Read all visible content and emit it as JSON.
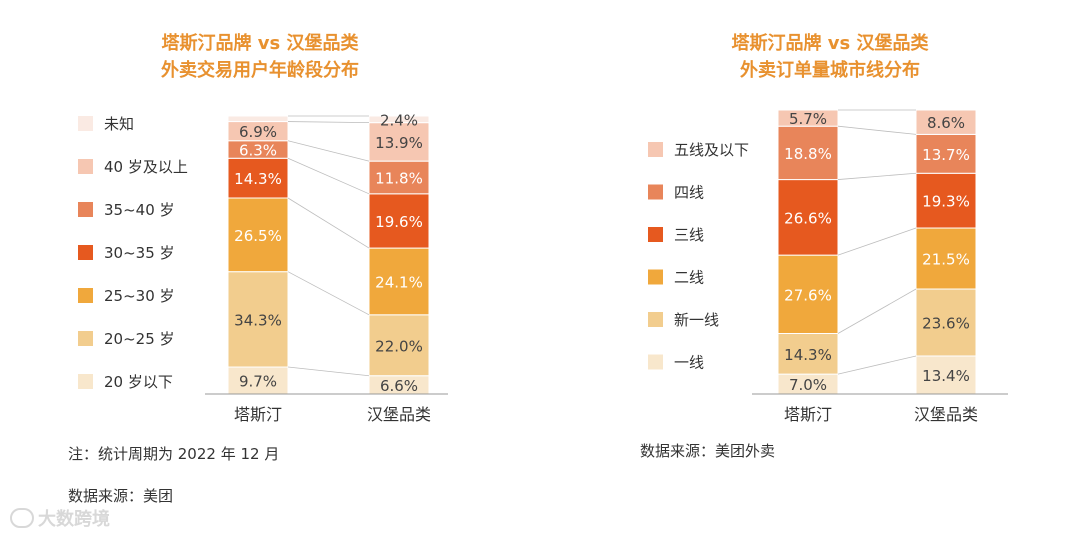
{
  "chart_data": [
    {
      "type": "bar",
      "stacked": true,
      "title": "塔斯汀品牌 vs 汉堡品类\n外卖交易用户年龄段分布",
      "title_lines": [
        "塔斯汀品牌 vs 汉堡品类",
        "外卖交易用户年龄段分布"
      ],
      "categories": [
        "塔斯汀",
        "汉堡品类"
      ],
      "series": [
        {
          "name": "20 岁以下",
          "values": [
            9.7,
            6.6
          ],
          "color": "#f8e7cc"
        },
        {
          "name": "20~25 岁",
          "values": [
            34.3,
            22.0
          ],
          "color": "#f2cd8e"
        },
        {
          "name": "25~30 岁",
          "values": [
            26.5,
            24.1
          ],
          "color": "#f0a83c"
        },
        {
          "name": "30~35 岁",
          "values": [
            14.3,
            19.6
          ],
          "color": "#e6591f"
        },
        {
          "name": "35~40 岁",
          "values": [
            6.3,
            11.8
          ],
          "color": "#e8855a"
        },
        {
          "name": "40 岁及以上",
          "values": [
            6.9,
            13.9
          ],
          "color": "#f6c7b2"
        },
        {
          "name": "未知",
          "values": [
            2.0,
            2.4
          ],
          "color": "#faeae3"
        }
      ],
      "labels": [
        [
          "9.7%",
          "6.6%"
        ],
        [
          "34.3%",
          "22.0%"
        ],
        [
          "26.5%",
          "24.1%"
        ],
        [
          "14.3%",
          "19.6%"
        ],
        [
          "6.3%",
          "11.8%"
        ],
        [
          "6.9%",
          "13.9%"
        ],
        [
          "",
          "2.4%"
        ]
      ],
      "ylim": [
        0,
        100
      ],
      "legend_position": "left",
      "note": "注：统计周期为 2022 年 12 月",
      "source": "数据来源：美团"
    },
    {
      "type": "bar",
      "stacked": true,
      "title": "塔斯汀品牌 vs 汉堡品类\n外卖订单量城市线分布",
      "title_lines": [
        "塔斯汀品牌 vs 汉堡品类",
        "外卖订单量城市线分布"
      ],
      "categories": [
        "塔斯汀",
        "汉堡品类"
      ],
      "series": [
        {
          "name": "一线",
          "values": [
            7.0,
            13.4
          ],
          "color": "#f8e7cc"
        },
        {
          "name": "新一线",
          "values": [
            14.3,
            23.6
          ],
          "color": "#f2cd8e"
        },
        {
          "name": "二线",
          "values": [
            27.6,
            21.5
          ],
          "color": "#f0a83c"
        },
        {
          "name": "三线",
          "values": [
            26.6,
            19.3
          ],
          "color": "#e6591f"
        },
        {
          "name": "四线",
          "values": [
            18.8,
            13.7
          ],
          "color": "#e8855a"
        },
        {
          "name": "五线及以下",
          "values": [
            5.7,
            8.6
          ],
          "color": "#f6c7b2"
        }
      ],
      "labels": [
        [
          "7.0%",
          "13.4%"
        ],
        [
          "14.3%",
          "23.6%"
        ],
        [
          "27.6%",
          "21.5%"
        ],
        [
          "26.6%",
          "19.3%"
        ],
        [
          "18.8%",
          "13.7%"
        ],
        [
          "5.7%",
          "8.6%"
        ]
      ],
      "ylim": [
        0,
        100
      ],
      "legend_position": "left",
      "source": "数据来源：美团外卖"
    }
  ],
  "watermark": "大数跨境"
}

◆ ◆ ◆

> [Exercise prompt]
The listing above must be printed again exactly, minus its pictures.

> [Solved exercise]
Read all visible content and emit it as JSON.
{
  "chart_data": [
    {
      "type": "bar",
      "stacked": true,
      "title": "塔斯汀品牌 vs 汉堡品类\n外卖交易用户年龄段分布",
      "title_lines": [
        "塔斯汀品牌 vs 汉堡品类",
        "外卖交易用户年龄段分布"
      ],
      "categories": [
        "塔斯汀",
        "汉堡品类"
      ],
      "series": [
        {
          "name": "20 岁以下",
          "values": [
            9.7,
            6.6
          ],
          "color": "#f8e7cc"
        },
        {
          "name": "20~25 岁",
          "values": [
            34.3,
            22.0
          ],
          "color": "#f2cd8e"
        },
        {
          "name": "25~30 岁",
          "values": [
            26.5,
            24.1
          ],
          "color": "#f0a83c"
        },
        {
          "name": "30~35 岁",
          "values": [
            14.3,
            19.6
          ],
          "color": "#e6591f"
        },
        {
          "name": "35~40 岁",
          "values": [
            6.3,
            11.8
          ],
          "color": "#e8855a"
        },
        {
          "name": "40 岁及以上",
          "values": [
            6.9,
            13.9
          ],
          "color": "#f6c7b2"
        },
        {
          "name": "未知",
          "values": [
            2.0,
            2.4
          ],
          "color": "#faeae3"
        }
      ],
      "labels": [
        [
          "9.7%",
          "6.6%"
        ],
        [
          "34.3%",
          "22.0%"
        ],
        [
          "26.5%",
          "24.1%"
        ],
        [
          "14.3%",
          "19.6%"
        ],
        [
          "6.3%",
          "11.8%"
        ],
        [
          "6.9%",
          "13.9%"
        ],
        [
          "",
          "2.4%"
        ]
      ],
      "ylim": [
        0,
        100
      ],
      "legend_position": "left",
      "note": "注：统计周期为 2022 年 12 月",
      "source": "数据来源：美团"
    },
    {
      "type": "bar",
      "stacked": true,
      "title": "塔斯汀品牌 vs 汉堡品类\n外卖订单量城市线分布",
      "title_lines": [
        "塔斯汀品牌 vs 汉堡品类",
        "外卖订单量城市线分布"
      ],
      "categories": [
        "塔斯汀",
        "汉堡品类"
      ],
      "series": [
        {
          "name": "一线",
          "values": [
            7.0,
            13.4
          ],
          "color": "#f8e7cc"
        },
        {
          "name": "新一线",
          "values": [
            14.3,
            23.6
          ],
          "color": "#f2cd8e"
        },
        {
          "name": "二线",
          "values": [
            27.6,
            21.5
          ],
          "color": "#f0a83c"
        },
        {
          "name": "三线",
          "values": [
            26.6,
            19.3
          ],
          "color": "#e6591f"
        },
        {
          "name": "四线",
          "values": [
            18.8,
            13.7
          ],
          "color": "#e8855a"
        },
        {
          "name": "五线及以下",
          "values": [
            5.7,
            8.6
          ],
          "color": "#f6c7b2"
        }
      ],
      "labels": [
        [
          "7.0%",
          "13.4%"
        ],
        [
          "14.3%",
          "23.6%"
        ],
        [
          "27.6%",
          "21.5%"
        ],
        [
          "26.6%",
          "19.3%"
        ],
        [
          "18.8%",
          "13.7%"
        ],
        [
          "5.7%",
          "8.6%"
        ]
      ],
      "ylim": [
        0,
        100
      ],
      "legend_position": "left",
      "source": "数据来源：美团外卖"
    }
  ],
  "watermark": "大数跨境"
}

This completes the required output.